Instructions to follow – Arrange the records as a Markdown table with the columns No. and Record, giving each line a row number and skipping blank lines. Begin at the first line of the records and stop after the line that contains "x-tick-label: 750 — [407, 431, 425, 443]".

Exercise data –
..............................

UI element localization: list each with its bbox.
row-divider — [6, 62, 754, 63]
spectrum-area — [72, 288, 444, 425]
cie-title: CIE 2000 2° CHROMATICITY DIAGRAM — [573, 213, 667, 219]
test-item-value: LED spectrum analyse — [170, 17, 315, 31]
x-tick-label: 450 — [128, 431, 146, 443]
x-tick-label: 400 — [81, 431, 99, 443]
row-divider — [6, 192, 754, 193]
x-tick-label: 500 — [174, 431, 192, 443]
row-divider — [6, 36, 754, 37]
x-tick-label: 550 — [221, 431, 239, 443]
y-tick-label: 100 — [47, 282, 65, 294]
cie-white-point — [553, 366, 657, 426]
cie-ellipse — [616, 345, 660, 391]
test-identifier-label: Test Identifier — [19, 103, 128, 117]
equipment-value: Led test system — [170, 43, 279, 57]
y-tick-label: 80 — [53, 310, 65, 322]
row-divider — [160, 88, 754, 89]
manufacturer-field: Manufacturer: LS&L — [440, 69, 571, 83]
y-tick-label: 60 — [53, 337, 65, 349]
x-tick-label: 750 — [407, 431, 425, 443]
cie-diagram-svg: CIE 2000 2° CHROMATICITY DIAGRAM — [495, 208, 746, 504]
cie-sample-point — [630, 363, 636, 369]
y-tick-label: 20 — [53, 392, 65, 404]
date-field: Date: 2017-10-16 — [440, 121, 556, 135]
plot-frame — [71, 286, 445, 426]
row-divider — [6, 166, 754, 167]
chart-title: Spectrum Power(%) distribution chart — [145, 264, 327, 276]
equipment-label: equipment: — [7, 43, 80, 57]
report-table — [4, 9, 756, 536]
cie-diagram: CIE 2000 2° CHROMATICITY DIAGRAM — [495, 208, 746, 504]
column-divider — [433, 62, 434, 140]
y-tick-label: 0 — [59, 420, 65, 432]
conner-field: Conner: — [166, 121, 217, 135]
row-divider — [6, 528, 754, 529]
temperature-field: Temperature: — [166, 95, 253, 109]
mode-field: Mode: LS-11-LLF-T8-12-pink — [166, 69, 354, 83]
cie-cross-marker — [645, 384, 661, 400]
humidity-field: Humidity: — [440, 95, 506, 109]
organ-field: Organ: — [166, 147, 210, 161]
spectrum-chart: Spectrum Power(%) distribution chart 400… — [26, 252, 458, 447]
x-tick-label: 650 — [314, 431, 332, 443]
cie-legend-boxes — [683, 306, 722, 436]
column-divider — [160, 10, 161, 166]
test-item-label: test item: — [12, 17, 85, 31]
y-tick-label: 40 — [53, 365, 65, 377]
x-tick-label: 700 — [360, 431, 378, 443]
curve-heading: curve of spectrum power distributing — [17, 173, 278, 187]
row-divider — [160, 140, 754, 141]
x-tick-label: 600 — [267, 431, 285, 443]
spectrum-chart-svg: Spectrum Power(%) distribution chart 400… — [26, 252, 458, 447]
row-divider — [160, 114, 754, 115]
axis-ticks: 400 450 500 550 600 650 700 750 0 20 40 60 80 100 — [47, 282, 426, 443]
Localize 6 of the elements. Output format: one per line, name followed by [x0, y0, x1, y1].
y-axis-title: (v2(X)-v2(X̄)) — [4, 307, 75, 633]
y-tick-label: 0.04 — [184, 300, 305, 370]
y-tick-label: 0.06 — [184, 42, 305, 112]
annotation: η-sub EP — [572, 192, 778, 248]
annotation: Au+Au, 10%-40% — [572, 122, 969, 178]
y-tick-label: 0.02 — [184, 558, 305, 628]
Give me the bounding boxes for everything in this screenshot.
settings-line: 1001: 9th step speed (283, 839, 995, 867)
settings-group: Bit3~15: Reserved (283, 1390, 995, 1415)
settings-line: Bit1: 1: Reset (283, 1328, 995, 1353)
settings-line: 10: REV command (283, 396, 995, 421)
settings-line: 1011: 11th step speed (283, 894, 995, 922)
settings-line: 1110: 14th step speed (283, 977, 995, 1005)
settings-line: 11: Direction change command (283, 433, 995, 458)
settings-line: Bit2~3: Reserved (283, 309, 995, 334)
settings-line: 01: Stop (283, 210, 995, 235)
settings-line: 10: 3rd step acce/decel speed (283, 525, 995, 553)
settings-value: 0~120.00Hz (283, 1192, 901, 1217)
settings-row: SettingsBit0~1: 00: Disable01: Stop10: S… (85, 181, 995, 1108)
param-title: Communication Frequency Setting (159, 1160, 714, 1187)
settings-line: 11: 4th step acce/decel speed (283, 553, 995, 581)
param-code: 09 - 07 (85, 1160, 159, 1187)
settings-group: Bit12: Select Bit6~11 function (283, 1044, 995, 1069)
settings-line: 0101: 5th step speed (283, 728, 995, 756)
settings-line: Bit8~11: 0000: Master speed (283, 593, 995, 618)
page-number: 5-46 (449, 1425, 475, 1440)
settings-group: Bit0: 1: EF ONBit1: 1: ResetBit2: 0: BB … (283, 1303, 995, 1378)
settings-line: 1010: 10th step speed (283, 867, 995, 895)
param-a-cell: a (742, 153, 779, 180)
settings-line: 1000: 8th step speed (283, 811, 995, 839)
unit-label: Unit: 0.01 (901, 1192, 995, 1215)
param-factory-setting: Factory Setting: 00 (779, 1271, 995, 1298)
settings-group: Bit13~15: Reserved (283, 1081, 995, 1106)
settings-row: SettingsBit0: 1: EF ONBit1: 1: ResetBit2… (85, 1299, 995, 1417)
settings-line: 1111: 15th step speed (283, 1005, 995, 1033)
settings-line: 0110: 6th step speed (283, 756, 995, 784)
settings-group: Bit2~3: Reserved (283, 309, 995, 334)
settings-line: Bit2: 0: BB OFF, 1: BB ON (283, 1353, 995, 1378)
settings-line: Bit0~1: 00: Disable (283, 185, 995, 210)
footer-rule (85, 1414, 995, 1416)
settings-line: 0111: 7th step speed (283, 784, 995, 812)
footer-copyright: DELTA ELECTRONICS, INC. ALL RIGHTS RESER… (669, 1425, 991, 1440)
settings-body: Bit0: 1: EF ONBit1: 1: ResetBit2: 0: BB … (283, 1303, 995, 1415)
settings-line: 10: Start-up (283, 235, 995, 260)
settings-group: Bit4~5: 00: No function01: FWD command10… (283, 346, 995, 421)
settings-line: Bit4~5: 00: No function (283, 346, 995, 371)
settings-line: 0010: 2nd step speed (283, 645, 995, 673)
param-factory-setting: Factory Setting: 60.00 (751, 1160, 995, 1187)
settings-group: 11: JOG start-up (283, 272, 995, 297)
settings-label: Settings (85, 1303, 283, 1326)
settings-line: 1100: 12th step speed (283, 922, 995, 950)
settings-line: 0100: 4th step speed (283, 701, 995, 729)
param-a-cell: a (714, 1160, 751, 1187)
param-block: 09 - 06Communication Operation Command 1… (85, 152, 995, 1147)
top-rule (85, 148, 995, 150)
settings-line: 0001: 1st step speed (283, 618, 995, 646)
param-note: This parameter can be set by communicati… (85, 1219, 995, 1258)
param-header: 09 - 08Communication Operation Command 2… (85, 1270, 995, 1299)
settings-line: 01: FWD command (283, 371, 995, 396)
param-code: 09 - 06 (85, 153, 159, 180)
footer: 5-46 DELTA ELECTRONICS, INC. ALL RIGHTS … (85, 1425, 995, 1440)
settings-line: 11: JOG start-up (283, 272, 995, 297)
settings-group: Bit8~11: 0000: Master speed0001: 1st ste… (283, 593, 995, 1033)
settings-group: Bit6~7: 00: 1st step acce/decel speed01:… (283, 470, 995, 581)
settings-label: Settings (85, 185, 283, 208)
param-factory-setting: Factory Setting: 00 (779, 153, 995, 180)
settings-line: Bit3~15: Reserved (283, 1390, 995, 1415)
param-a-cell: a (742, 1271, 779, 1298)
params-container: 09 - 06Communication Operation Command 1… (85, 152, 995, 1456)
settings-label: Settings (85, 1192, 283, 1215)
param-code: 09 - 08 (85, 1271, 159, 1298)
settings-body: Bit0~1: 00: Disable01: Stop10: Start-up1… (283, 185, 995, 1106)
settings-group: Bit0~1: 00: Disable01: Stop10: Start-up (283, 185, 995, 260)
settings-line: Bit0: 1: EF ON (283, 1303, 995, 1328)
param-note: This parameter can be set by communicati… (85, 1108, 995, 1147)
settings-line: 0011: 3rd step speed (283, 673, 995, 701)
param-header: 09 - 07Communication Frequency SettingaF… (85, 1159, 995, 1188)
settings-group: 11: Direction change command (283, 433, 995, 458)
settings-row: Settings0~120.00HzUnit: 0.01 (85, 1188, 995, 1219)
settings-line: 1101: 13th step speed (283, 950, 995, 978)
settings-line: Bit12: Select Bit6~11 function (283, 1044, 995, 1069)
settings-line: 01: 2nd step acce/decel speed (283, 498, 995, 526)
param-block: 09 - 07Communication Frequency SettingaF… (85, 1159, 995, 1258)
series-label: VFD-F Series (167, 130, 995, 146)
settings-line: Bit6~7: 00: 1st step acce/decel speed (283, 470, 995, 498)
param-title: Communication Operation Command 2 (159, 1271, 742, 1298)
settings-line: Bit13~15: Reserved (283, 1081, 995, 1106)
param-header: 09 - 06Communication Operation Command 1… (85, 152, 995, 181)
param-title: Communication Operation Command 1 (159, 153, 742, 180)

..............................

Solution –
| No. | Record |
|---|---|
| 1 | UI element localization: list each with its bbox. |
| 2 | row-divider — [6, 62, 754, 63] |
| 3 | spectrum-area — [72, 288, 444, 425] |
| 4 | cie-title: CIE 2000 2° CHROMATICITY DIAGRAM — [573, 213, 667, 219] |
| 5 | test-item-value: LED spectrum analyse — [170, 17, 315, 31] |
| 6 | x-tick-label: 450 — [128, 431, 146, 443] |
| 7 | x-tick-label: 400 — [81, 431, 99, 443] |
| 8 | row-divider — [6, 192, 754, 193] |
| 9 | x-tick-label: 500 — [174, 431, 192, 443] |
| 10 | row-divider — [6, 36, 754, 37] |
| 11 | x-tick-label: 550 — [221, 431, 239, 443] |
| 12 | y-tick-label: 100 — [47, 282, 65, 294] |
| 13 | cie-white-point — [553, 366, 657, 426] |
| 14 | cie-ellipse — [616, 345, 660, 391] |
| 15 | test-identifier-label: Test Identifier — [19, 103, 128, 117] |
| 16 | equipment-value: Led test system — [170, 43, 279, 57] |
| 17 | y-tick-label: 80 — [53, 310, 65, 322] |
| 18 | row-divider — [160, 88, 754, 89] |
| 19 | manufacturer-field: Manufacturer: LS&L — [440, 69, 571, 83] |
| 20 | y-tick-label: 60 — [53, 337, 65, 349] |
| 21 | x-tick-label: 750 — [407, 431, 425, 443] |